begin

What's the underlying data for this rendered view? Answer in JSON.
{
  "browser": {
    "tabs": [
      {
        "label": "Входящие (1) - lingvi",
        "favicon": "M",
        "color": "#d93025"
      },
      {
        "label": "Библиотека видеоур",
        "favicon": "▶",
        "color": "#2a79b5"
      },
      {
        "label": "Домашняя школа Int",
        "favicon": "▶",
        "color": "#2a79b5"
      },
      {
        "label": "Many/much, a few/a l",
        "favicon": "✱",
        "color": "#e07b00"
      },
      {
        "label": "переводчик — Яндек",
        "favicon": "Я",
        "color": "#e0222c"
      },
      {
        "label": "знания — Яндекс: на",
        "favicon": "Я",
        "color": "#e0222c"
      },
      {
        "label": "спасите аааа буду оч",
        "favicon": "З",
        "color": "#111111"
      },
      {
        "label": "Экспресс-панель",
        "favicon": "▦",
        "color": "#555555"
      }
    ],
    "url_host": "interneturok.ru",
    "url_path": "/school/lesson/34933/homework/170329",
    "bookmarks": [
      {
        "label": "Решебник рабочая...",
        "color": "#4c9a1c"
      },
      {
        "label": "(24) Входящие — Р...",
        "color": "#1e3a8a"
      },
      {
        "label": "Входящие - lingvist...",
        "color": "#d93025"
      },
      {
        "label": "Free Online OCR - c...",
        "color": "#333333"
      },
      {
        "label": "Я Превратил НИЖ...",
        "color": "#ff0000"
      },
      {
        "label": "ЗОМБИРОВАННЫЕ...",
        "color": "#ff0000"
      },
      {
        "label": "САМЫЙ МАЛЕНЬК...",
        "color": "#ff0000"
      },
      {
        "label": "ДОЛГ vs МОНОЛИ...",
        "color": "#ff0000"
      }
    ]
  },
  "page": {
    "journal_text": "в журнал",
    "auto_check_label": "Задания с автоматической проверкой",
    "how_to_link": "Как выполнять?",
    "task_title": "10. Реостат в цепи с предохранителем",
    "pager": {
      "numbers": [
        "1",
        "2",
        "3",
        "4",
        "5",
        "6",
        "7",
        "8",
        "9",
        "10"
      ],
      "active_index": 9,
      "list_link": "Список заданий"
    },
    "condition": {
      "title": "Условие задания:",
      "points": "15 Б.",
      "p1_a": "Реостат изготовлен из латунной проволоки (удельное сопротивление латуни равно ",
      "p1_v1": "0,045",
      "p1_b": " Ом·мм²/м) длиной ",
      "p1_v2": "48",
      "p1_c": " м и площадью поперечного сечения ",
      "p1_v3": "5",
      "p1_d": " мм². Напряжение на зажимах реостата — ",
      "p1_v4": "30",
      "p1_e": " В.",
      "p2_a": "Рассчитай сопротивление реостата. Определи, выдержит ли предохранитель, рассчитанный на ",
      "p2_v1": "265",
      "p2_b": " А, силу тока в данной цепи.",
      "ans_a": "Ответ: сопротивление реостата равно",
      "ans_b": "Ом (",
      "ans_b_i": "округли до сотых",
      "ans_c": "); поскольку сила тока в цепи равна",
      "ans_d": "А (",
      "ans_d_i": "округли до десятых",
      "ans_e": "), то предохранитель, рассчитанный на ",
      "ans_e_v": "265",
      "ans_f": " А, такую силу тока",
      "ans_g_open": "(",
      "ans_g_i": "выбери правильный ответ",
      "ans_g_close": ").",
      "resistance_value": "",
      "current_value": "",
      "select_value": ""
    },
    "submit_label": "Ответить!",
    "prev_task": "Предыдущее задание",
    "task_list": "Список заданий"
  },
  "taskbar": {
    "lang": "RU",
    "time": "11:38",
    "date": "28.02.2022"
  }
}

end

Check each line of the records above for "цепи", and copy those that have it.

### Result of the task
    "task_title": "10. Реостат в цепи с предохранителем",
      "p2_b": " А, силу тока в данной цепи.",
      "ans_c": "); поскольку сила тока в цепи равна",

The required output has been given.